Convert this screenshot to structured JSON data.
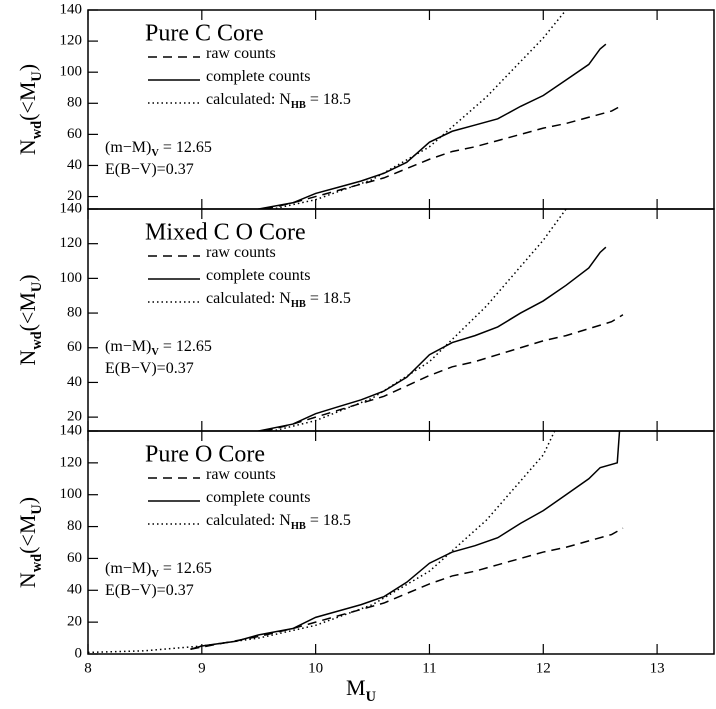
{
  "chart_data": [
    {
      "type": "line",
      "title": "Pure C Core",
      "ylabel": [
        "N",
        "wd",
        "(<M",
        "U",
        ")"
      ],
      "annotations": [
        [
          "(m−M)",
          "V",
          " = 12.65"
        ],
        [
          "E(B−V)=0.37"
        ]
      ],
      "xlim": [
        8,
        13.5
      ],
      "xticks": [
        8,
        9,
        10,
        11,
        12,
        13
      ],
      "ylim": [
        12,
        140
      ],
      "yticks": [
        20,
        40,
        60,
        80,
        100,
        120,
        140
      ],
      "series": [
        {
          "name": [
            "raw counts"
          ],
          "style": "dashed",
          "color": "#000000",
          "x": [
            8.9,
            9.2,
            9.5,
            9.8,
            10.0,
            10.2,
            10.4,
            10.6,
            10.8,
            11.0,
            11.2,
            11.4,
            11.6,
            11.8,
            12.0,
            12.2,
            12.4,
            12.6,
            12.7
          ],
          "values": [
            3,
            7,
            11,
            16,
            20,
            24,
            28,
            32,
            38,
            44,
            49,
            52,
            56,
            60,
            64,
            67,
            71,
            75,
            79
          ]
        },
        {
          "name": [
            "complete counts"
          ],
          "style": "solid",
          "color": "#000000",
          "x": [
            8.9,
            9.0,
            9.3,
            9.5,
            9.8,
            10.0,
            10.2,
            10.4,
            10.6,
            10.8,
            11.0,
            11.2,
            11.4,
            11.6,
            11.8,
            12.0,
            12.2,
            12.4,
            12.5,
            12.55
          ],
          "values": [
            3,
            5,
            8,
            12,
            16,
            22,
            26,
            30,
            35,
            42,
            55,
            62,
            66,
            70,
            78,
            85,
            95,
            105,
            115,
            118
          ]
        },
        {
          "name": [
            "calculated: N",
            "HB",
            " = 18.5"
          ],
          "style": "dotted",
          "color": "#000000",
          "x": [
            8.0,
            8.5,
            9.0,
            9.5,
            10.0,
            10.5,
            11.0,
            11.5,
            12.0,
            12.2
          ],
          "values": [
            1,
            2,
            5,
            10,
            18,
            31,
            52,
            84,
            122,
            140
          ]
        }
      ]
    },
    {
      "type": "line",
      "title": "Mixed C O Core",
      "ylabel": [
        "N",
        "wd",
        "(<M",
        "U",
        ")"
      ],
      "annotations": [
        [
          "(m−M)",
          "V",
          " = 12.65"
        ],
        [
          "E(B−V)=0.37"
        ]
      ],
      "xlim": [
        8,
        13.5
      ],
      "xticks": [
        8,
        9,
        10,
        11,
        12,
        13
      ],
      "ylim": [
        12,
        140
      ],
      "yticks": [
        20,
        40,
        60,
        80,
        100,
        120,
        140
      ],
      "series": [
        {
          "name": [
            "raw counts"
          ],
          "style": "dashed",
          "color": "#000000",
          "x": [
            8.9,
            9.2,
            9.5,
            9.8,
            10.0,
            10.2,
            10.4,
            10.6,
            10.8,
            11.0,
            11.2,
            11.4,
            11.6,
            11.8,
            12.0,
            12.2,
            12.4,
            12.6,
            12.7
          ],
          "values": [
            3,
            7,
            11,
            16,
            20,
            24,
            28,
            32,
            38,
            44,
            49,
            52,
            56,
            60,
            64,
            67,
            71,
            75,
            79
          ]
        },
        {
          "name": [
            "complete counts"
          ],
          "style": "solid",
          "color": "#000000",
          "x": [
            8.9,
            9.0,
            9.3,
            9.5,
            9.8,
            10.0,
            10.2,
            10.4,
            10.6,
            10.8,
            11.0,
            11.2,
            11.4,
            11.6,
            11.8,
            12.0,
            12.2,
            12.4,
            12.5,
            12.55
          ],
          "values": [
            3,
            5,
            8,
            12,
            16,
            22,
            26,
            30,
            35,
            43,
            56,
            63,
            67,
            72,
            80,
            87,
            96,
            106,
            115,
            118
          ]
        },
        {
          "name": [
            "calculated: N",
            "HB",
            " = 18.5"
          ],
          "style": "dotted",
          "color": "#000000",
          "x": [
            8.0,
            8.5,
            9.0,
            9.5,
            10.0,
            10.5,
            11.0,
            11.5,
            12.0,
            12.2
          ],
          "values": [
            1,
            2,
            5,
            10,
            18,
            31,
            52,
            84,
            122,
            140
          ]
        }
      ]
    },
    {
      "type": "line",
      "title": "Pure O Core",
      "ylabel": [
        "N",
        "wd",
        "(<M",
        "U",
        ")"
      ],
      "xlabel": [
        "M",
        "U"
      ],
      "annotations": [
        [
          "(m−M)",
          "V",
          " = 12.65"
        ],
        [
          "E(B−V)=0.37"
        ]
      ],
      "xlim": [
        8,
        13.5
      ],
      "xticks": [
        8,
        9,
        10,
        11,
        12,
        13
      ],
      "ylim": [
        0,
        140
      ],
      "yticks": [
        0,
        20,
        40,
        60,
        80,
        100,
        120,
        140
      ],
      "series": [
        {
          "name": [
            "raw counts"
          ],
          "style": "dashed",
          "color": "#000000",
          "x": [
            8.9,
            9.2,
            9.5,
            9.8,
            10.0,
            10.2,
            10.4,
            10.6,
            10.8,
            11.0,
            11.2,
            11.4,
            11.6,
            11.8,
            12.0,
            12.2,
            12.4,
            12.6,
            12.7
          ],
          "values": [
            3,
            7,
            11,
            16,
            20,
            24,
            28,
            32,
            38,
            44,
            49,
            52,
            56,
            60,
            64,
            67,
            71,
            75,
            79
          ]
        },
        {
          "name": [
            "complete counts"
          ],
          "style": "solid",
          "color": "#000000",
          "x": [
            8.9,
            9.0,
            9.3,
            9.5,
            9.8,
            10.0,
            10.2,
            10.4,
            10.6,
            10.8,
            11.0,
            11.2,
            11.4,
            11.6,
            11.8,
            12.0,
            12.2,
            12.4,
            12.5,
            12.65,
            12.67
          ],
          "values": [
            3,
            5,
            8,
            12,
            16,
            23,
            27,
            31,
            36,
            45,
            57,
            64,
            68,
            73,
            82,
            90,
            100,
            110,
            117,
            120,
            140
          ]
        },
        {
          "name": [
            "calculated: N",
            "HB",
            " = 18.5"
          ],
          "style": "dotted",
          "color": "#000000",
          "x": [
            8.0,
            8.5,
            9.0,
            9.5,
            10.0,
            10.5,
            11.0,
            11.5,
            12.0,
            12.1
          ],
          "values": [
            1,
            2,
            5,
            10,
            18,
            31,
            52,
            84,
            125,
            140
          ]
        }
      ]
    }
  ]
}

* _The task_
Reproduce all of the entries word for word, skipping any pictures they hold.

* _Result_
Convert this screenshot to structured JSON data.
{
  "chart_data": [
    {
      "type": "line",
      "title": "Pure C Core",
      "ylabel": [
        "N",
        "wd",
        "(<M",
        "U",
        ")"
      ],
      "annotations": [
        [
          "(m−M)",
          "V",
          " = 12.65"
        ],
        [
          "E(B−V)=0.37"
        ]
      ],
      "xlim": [
        8,
        13.5
      ],
      "xticks": [
        8,
        9,
        10,
        11,
        12,
        13
      ],
      "ylim": [
        12,
        140
      ],
      "yticks": [
        20,
        40,
        60,
        80,
        100,
        120,
        140
      ],
      "series": [
        {
          "name": [
            "raw counts"
          ],
          "style": "dashed",
          "color": "#000000",
          "x": [
            8.9,
            9.2,
            9.5,
            9.8,
            10.0,
            10.2,
            10.4,
            10.6,
            10.8,
            11.0,
            11.2,
            11.4,
            11.6,
            11.8,
            12.0,
            12.2,
            12.4,
            12.6,
            12.7
          ],
          "values": [
            3,
            7,
            11,
            16,
            20,
            24,
            28,
            32,
            38,
            44,
            49,
            52,
            56,
            60,
            64,
            67,
            71,
            75,
            79
          ]
        },
        {
          "name": [
            "complete counts"
          ],
          "style": "solid",
          "color": "#000000",
          "x": [
            8.9,
            9.0,
            9.3,
            9.5,
            9.8,
            10.0,
            10.2,
            10.4,
            10.6,
            10.8,
            11.0,
            11.2,
            11.4,
            11.6,
            11.8,
            12.0,
            12.2,
            12.4,
            12.5,
            12.55
          ],
          "values": [
            3,
            5,
            8,
            12,
            16,
            22,
            26,
            30,
            35,
            42,
            55,
            62,
            66,
            70,
            78,
            85,
            95,
            105,
            115,
            118
          ]
        },
        {
          "name": [
            "calculated: N",
            "HB",
            " = 18.5"
          ],
          "style": "dotted",
          "color": "#000000",
          "x": [
            8.0,
            8.5,
            9.0,
            9.5,
            10.0,
            10.5,
            11.0,
            11.5,
            12.0,
            12.2
          ],
          "values": [
            1,
            2,
            5,
            10,
            18,
            31,
            52,
            84,
            122,
            140
          ]
        }
      ]
    },
    {
      "type": "line",
      "title": "Mixed C O Core",
      "ylabel": [
        "N",
        "wd",
        "(<M",
        "U",
        ")"
      ],
      "annotations": [
        [
          "(m−M)",
          "V",
          " = 12.65"
        ],
        [
          "E(B−V)=0.37"
        ]
      ],
      "xlim": [
        8,
        13.5
      ],
      "xticks": [
        8,
        9,
        10,
        11,
        12,
        13
      ],
      "ylim": [
        12,
        140
      ],
      "yticks": [
        20,
        40,
        60,
        80,
        100,
        120,
        140
      ],
      "series": [
        {
          "name": [
            "raw counts"
          ],
          "style": "dashed",
          "color": "#000000",
          "x": [
            8.9,
            9.2,
            9.5,
            9.8,
            10.0,
            10.2,
            10.4,
            10.6,
            10.8,
            11.0,
            11.2,
            11.4,
            11.6,
            11.8,
            12.0,
            12.2,
            12.4,
            12.6,
            12.7
          ],
          "values": [
            3,
            7,
            11,
            16,
            20,
            24,
            28,
            32,
            38,
            44,
            49,
            52,
            56,
            60,
            64,
            67,
            71,
            75,
            79
          ]
        },
        {
          "name": [
            "complete counts"
          ],
          "style": "solid",
          "color": "#000000",
          "x": [
            8.9,
            9.0,
            9.3,
            9.5,
            9.8,
            10.0,
            10.2,
            10.4,
            10.6,
            10.8,
            11.0,
            11.2,
            11.4,
            11.6,
            11.8,
            12.0,
            12.2,
            12.4,
            12.5,
            12.55
          ],
          "values": [
            3,
            5,
            8,
            12,
            16,
            22,
            26,
            30,
            35,
            43,
            56,
            63,
            67,
            72,
            80,
            87,
            96,
            106,
            115,
            118
          ]
        },
        {
          "name": [
            "calculated: N",
            "HB",
            " = 18.5"
          ],
          "style": "dotted",
          "color": "#000000",
          "x": [
            8.0,
            8.5,
            9.0,
            9.5,
            10.0,
            10.5,
            11.0,
            11.5,
            12.0,
            12.2
          ],
          "values": [
            1,
            2,
            5,
            10,
            18,
            31,
            52,
            84,
            122,
            140
          ]
        }
      ]
    },
    {
      "type": "line",
      "title": "Pure O Core",
      "ylabel": [
        "N",
        "wd",
        "(<M",
        "U",
        ")"
      ],
      "xlabel": [
        "M",
        "U"
      ],
      "annotations": [
        [
          "(m−M)",
          "V",
          " = 12.65"
        ],
        [
          "E(B−V)=0.37"
        ]
      ],
      "xlim": [
        8,
        13.5
      ],
      "xticks": [
        8,
        9,
        10,
        11,
        12,
        13
      ],
      "ylim": [
        0,
        140
      ],
      "yticks": [
        0,
        20,
        40,
        60,
        80,
        100,
        120,
        140
      ],
      "series": [
        {
          "name": [
            "raw counts"
          ],
          "style": "dashed",
          "color": "#000000",
          "x": [
            8.9,
            9.2,
            9.5,
            9.8,
            10.0,
            10.2,
            10.4,
            10.6,
            10.8,
            11.0,
            11.2,
            11.4,
            11.6,
            11.8,
            12.0,
            12.2,
            12.4,
            12.6,
            12.7
          ],
          "values": [
            3,
            7,
            11,
            16,
            20,
            24,
            28,
            32,
            38,
            44,
            49,
            52,
            56,
            60,
            64,
            67,
            71,
            75,
            79
          ]
        },
        {
          "name": [
            "complete counts"
          ],
          "style": "solid",
          "color": "#000000",
          "x": [
            8.9,
            9.0,
            9.3,
            9.5,
            9.8,
            10.0,
            10.2,
            10.4,
            10.6,
            10.8,
            11.0,
            11.2,
            11.4,
            11.6,
            11.8,
            12.0,
            12.2,
            12.4,
            12.5,
            12.65,
            12.67
          ],
          "values": [
            3,
            5,
            8,
            12,
            16,
            23,
            27,
            31,
            36,
            45,
            57,
            64,
            68,
            73,
            82,
            90,
            100,
            110,
            117,
            120,
            140
          ]
        },
        {
          "name": [
            "calculated: N",
            "HB",
            " = 18.5"
          ],
          "style": "dotted",
          "color": "#000000",
          "x": [
            8.0,
            8.5,
            9.0,
            9.5,
            10.0,
            10.5,
            11.0,
            11.5,
            12.0,
            12.1
          ],
          "values": [
            1,
            2,
            5,
            10,
            18,
            31,
            52,
            84,
            125,
            140
          ]
        }
      ]
    }
  ]
}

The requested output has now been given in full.